The request -
What is the number of lines containing "whitened"? Give only that number.

* START *

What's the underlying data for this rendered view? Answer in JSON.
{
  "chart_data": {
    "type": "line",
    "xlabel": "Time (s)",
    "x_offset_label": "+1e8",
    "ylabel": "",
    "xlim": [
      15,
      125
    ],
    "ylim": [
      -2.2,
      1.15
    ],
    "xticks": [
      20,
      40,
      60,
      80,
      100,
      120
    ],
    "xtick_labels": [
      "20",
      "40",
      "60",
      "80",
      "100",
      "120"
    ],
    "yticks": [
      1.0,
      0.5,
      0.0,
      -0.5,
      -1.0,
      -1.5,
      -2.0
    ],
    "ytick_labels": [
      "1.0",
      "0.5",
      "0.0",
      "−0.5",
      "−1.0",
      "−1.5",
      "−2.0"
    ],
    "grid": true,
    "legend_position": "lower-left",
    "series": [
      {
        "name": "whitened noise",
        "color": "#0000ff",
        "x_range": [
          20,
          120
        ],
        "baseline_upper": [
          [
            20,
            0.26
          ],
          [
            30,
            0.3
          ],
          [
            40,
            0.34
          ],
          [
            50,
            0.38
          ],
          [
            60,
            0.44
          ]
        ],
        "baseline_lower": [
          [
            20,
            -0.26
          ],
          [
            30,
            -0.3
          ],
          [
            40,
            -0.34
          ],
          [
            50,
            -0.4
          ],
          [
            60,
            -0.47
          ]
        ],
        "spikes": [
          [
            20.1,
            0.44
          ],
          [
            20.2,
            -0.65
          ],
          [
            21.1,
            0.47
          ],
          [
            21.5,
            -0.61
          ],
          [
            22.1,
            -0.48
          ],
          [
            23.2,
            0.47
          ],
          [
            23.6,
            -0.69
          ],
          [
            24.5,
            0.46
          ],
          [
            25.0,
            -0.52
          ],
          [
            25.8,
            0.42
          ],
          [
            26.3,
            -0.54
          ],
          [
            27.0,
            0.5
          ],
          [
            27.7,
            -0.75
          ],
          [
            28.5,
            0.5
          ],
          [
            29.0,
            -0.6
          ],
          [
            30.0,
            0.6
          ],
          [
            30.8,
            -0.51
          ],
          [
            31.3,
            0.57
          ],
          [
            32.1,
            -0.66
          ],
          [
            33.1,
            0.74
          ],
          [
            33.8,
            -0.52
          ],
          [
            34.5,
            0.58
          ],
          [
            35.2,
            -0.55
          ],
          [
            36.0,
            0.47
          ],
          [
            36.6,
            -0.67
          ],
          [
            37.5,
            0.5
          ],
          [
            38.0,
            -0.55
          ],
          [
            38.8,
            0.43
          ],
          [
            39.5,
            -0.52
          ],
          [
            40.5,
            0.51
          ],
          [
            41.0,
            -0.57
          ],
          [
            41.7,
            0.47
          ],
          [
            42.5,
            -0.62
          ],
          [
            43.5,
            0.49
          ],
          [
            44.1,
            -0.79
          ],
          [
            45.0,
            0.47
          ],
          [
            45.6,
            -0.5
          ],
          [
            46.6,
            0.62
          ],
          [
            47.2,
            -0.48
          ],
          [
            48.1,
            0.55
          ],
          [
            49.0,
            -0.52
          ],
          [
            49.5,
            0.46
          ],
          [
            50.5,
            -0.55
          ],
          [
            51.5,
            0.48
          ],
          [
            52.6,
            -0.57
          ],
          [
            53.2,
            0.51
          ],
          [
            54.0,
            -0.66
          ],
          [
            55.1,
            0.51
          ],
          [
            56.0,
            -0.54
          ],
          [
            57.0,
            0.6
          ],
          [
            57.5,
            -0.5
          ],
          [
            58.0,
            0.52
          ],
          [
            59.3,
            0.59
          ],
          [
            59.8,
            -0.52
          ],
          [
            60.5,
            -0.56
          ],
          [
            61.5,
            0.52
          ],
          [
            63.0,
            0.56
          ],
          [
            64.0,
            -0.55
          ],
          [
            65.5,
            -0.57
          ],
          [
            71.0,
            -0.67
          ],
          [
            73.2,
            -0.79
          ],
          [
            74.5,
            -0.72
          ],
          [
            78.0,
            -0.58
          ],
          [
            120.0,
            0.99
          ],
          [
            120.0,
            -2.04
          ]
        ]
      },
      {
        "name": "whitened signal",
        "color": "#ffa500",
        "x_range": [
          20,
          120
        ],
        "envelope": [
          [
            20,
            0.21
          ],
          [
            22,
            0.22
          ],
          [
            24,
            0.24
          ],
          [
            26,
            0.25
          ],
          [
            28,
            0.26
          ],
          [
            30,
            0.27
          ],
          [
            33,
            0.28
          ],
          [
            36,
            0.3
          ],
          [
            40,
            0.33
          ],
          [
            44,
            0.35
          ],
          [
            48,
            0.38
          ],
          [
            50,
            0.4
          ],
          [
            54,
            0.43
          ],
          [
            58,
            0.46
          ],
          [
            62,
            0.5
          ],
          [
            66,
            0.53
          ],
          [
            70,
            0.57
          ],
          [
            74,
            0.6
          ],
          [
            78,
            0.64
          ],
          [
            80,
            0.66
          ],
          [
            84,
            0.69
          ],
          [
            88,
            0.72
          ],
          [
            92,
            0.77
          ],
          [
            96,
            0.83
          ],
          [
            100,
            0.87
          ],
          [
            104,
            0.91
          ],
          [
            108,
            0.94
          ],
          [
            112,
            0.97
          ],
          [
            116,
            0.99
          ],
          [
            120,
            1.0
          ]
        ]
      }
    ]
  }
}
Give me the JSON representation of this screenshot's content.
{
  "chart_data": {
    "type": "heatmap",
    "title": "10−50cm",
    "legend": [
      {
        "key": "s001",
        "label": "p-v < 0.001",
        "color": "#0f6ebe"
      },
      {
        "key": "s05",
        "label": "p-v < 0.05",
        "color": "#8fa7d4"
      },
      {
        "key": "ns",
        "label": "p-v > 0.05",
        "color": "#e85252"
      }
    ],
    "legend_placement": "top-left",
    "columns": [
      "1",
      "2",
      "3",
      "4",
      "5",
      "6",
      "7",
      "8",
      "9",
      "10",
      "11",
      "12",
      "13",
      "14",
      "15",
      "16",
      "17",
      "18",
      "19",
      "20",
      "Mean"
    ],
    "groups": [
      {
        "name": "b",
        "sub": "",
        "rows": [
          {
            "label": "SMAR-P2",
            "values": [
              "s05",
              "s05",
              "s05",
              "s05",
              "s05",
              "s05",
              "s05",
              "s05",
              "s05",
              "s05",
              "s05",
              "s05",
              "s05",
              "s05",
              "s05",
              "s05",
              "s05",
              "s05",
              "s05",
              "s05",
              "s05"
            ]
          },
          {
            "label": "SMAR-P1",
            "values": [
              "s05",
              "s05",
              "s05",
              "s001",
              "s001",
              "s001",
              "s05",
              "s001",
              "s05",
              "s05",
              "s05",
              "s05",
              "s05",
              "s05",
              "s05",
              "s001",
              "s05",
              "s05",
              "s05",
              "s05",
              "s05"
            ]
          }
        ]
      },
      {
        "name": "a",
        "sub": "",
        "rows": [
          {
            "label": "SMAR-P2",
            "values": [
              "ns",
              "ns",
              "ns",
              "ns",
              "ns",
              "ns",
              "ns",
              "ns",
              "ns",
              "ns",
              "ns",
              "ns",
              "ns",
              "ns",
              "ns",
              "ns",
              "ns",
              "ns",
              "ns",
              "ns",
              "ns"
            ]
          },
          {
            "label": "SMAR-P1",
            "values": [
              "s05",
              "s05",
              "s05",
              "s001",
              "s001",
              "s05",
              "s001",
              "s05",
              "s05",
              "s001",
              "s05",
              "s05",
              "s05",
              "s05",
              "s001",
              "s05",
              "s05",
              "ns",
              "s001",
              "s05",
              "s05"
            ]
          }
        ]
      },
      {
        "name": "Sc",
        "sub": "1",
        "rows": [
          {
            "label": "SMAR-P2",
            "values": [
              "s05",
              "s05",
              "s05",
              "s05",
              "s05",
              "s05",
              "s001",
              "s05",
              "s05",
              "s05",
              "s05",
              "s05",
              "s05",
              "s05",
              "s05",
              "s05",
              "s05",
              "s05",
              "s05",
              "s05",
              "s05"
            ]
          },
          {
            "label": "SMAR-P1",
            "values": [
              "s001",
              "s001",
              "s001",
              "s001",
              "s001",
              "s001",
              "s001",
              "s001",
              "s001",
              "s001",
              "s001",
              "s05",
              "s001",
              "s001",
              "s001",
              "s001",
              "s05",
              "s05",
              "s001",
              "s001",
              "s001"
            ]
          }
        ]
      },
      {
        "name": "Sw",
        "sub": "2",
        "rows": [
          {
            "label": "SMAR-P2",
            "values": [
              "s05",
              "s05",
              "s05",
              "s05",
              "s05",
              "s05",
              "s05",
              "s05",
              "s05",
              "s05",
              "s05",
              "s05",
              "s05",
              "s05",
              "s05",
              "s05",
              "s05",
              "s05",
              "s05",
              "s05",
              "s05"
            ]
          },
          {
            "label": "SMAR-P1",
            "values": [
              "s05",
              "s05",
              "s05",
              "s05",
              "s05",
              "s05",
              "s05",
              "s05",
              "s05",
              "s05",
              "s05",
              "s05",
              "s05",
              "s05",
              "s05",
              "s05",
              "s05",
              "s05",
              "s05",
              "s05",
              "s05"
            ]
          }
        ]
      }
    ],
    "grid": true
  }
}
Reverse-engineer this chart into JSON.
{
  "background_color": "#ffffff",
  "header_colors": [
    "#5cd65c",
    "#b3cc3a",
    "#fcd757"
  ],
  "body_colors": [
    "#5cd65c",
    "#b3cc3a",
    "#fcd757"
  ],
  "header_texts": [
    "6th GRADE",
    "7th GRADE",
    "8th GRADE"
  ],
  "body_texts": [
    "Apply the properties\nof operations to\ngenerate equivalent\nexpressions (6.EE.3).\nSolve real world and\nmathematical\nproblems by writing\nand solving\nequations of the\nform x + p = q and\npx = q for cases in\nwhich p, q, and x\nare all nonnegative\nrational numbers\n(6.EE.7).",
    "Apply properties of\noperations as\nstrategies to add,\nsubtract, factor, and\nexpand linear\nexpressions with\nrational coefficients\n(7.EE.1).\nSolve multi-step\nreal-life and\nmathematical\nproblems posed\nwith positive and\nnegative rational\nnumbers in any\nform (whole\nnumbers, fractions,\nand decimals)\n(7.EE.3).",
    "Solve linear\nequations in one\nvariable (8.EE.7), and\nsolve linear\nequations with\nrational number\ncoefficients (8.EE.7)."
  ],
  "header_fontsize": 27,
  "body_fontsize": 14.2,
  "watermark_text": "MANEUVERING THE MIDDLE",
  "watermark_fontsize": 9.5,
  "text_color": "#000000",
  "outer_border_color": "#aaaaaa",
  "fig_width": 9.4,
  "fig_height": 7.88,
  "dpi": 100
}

* END *

Answer to the problem -
2